Task: Could you copy every line of the records below word for word, omitting the pictures?
*****
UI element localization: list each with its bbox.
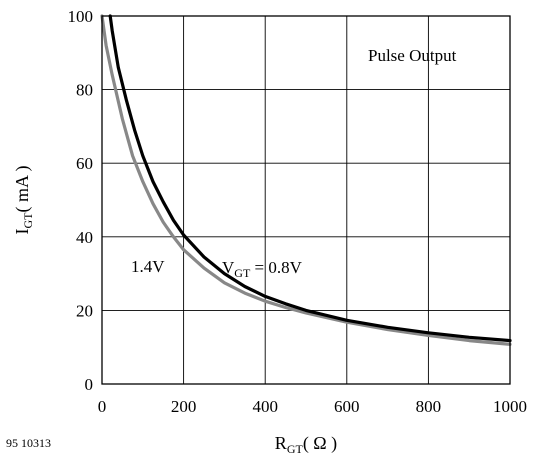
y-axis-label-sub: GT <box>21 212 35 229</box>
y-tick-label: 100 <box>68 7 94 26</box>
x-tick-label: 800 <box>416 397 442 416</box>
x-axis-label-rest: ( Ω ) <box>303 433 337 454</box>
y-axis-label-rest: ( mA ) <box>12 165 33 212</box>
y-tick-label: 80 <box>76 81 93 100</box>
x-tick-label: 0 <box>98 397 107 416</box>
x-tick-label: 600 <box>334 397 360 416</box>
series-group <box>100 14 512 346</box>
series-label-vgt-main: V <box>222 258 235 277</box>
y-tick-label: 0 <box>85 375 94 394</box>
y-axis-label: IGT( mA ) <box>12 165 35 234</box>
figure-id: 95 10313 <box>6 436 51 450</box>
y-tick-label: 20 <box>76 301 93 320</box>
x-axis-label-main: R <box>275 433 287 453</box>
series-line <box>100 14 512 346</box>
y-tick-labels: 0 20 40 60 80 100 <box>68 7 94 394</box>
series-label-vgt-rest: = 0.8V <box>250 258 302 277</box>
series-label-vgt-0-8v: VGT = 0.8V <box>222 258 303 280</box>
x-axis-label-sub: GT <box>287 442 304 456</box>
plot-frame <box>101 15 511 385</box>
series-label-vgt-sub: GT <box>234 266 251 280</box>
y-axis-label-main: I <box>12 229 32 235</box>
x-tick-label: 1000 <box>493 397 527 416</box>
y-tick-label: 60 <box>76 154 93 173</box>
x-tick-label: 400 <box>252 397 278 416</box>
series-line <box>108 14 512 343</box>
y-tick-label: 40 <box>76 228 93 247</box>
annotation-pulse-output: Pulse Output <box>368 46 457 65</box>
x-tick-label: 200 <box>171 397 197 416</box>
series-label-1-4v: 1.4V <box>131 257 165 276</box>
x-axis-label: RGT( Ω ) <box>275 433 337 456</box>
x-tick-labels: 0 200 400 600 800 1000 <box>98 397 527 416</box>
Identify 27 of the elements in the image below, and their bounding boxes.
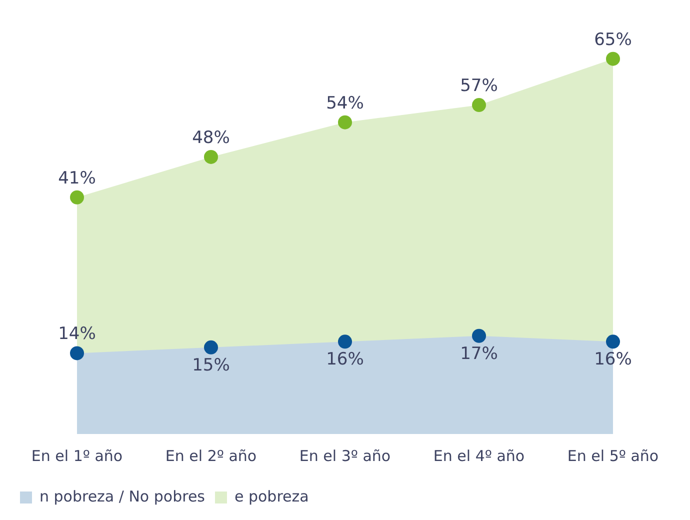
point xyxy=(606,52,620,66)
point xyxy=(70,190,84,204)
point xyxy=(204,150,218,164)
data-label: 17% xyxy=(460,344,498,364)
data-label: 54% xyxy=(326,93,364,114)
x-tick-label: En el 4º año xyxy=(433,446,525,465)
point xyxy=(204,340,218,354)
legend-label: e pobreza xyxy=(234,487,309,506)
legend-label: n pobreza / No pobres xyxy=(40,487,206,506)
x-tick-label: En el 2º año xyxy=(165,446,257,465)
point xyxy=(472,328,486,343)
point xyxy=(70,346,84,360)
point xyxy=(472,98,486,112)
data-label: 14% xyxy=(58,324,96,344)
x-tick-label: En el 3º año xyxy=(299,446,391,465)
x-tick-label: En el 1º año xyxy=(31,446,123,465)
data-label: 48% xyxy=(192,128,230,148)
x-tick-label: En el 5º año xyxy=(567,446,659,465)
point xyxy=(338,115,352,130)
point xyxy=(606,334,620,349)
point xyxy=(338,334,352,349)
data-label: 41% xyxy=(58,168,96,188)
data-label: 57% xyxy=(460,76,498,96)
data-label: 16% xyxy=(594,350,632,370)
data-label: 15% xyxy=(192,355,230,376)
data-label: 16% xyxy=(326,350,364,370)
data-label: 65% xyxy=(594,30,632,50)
*****
Solution for this task:
UI element localization: list each with its bbox.
y-axis-label-sub: GT <box>21 212 35 229</box>
y-tick-label: 100 <box>68 7 94 26</box>
x-tick-label: 800 <box>416 397 442 416</box>
x-axis-label-rest: ( Ω ) <box>303 433 337 454</box>
y-axis-label-rest: ( mA ) <box>12 165 33 212</box>
y-tick-label: 80 <box>76 81 93 100</box>
x-tick-label: 0 <box>98 397 107 416</box>
x-tick-label: 600 <box>334 397 360 416</box>
series-group <box>100 14 512 346</box>
series-label-vgt-main: V <box>222 258 235 277</box>
y-tick-label: 0 <box>85 375 94 394</box>
y-axis-label: IGT( mA ) <box>12 165 35 234</box>
figure-id: 95 10313 <box>6 436 51 450</box>
y-tick-label: 20 <box>76 301 93 320</box>
x-axis-label-main: R <box>275 433 287 453</box>
series-line <box>100 14 512 346</box>
y-tick-labels: 0 20 40 60 80 100 <box>68 7 94 394</box>
series-label-vgt-rest: = 0.8V <box>250 258 302 277</box>
series-label-vgt-0-8v: VGT = 0.8V <box>222 258 303 280</box>
x-axis-label-sub: GT <box>287 442 304 456</box>
plot-frame <box>101 15 511 385</box>
series-label-vgt-sub: GT <box>234 266 251 280</box>
y-axis-label-main: I <box>12 229 32 235</box>
x-tick-label: 1000 <box>493 397 527 416</box>
y-tick-label: 60 <box>76 154 93 173</box>
x-tick-label: 400 <box>252 397 278 416</box>
series-line <box>108 14 512 343</box>
y-tick-label: 40 <box>76 228 93 247</box>
annotation-pulse-output: Pulse Output <box>368 46 457 65</box>
x-tick-label: 200 <box>171 397 197 416</box>
series-label-1-4v: 1.4V <box>131 257 165 276</box>
x-axis-label: RGT( Ω ) <box>275 433 337 456</box>
x-tick-labels: 0 200 400 600 800 1000 <box>98 397 527 416</box>
Identify 27 of the elements in the image below, and their bounding boxes.
point xyxy=(606,52,620,66)
point xyxy=(70,190,84,204)
point xyxy=(204,150,218,164)
data-label: 17% xyxy=(460,344,498,364)
data-label: 54% xyxy=(326,93,364,114)
x-tick-label: En el 4º año xyxy=(433,446,525,465)
point xyxy=(204,340,218,354)
legend-label: e pobreza xyxy=(234,487,309,506)
legend-label: n pobreza / No pobres xyxy=(40,487,206,506)
x-tick-label: En el 2º año xyxy=(165,446,257,465)
point xyxy=(472,328,486,343)
point xyxy=(70,346,84,360)
point xyxy=(472,98,486,112)
data-label: 14% xyxy=(58,324,96,344)
x-tick-label: En el 3º año xyxy=(299,446,391,465)
x-tick-label: En el 1º año xyxy=(31,446,123,465)
data-label: 48% xyxy=(192,128,230,148)
x-tick-label: En el 5º año xyxy=(567,446,659,465)
point xyxy=(338,115,352,130)
point xyxy=(606,334,620,349)
point xyxy=(338,334,352,349)
data-label: 41% xyxy=(58,168,96,188)
data-label: 57% xyxy=(460,76,498,96)
data-label: 16% xyxy=(594,350,632,370)
data-label: 15% xyxy=(192,355,230,376)
data-label: 16% xyxy=(326,350,364,370)
data-label: 65% xyxy=(594,30,632,50)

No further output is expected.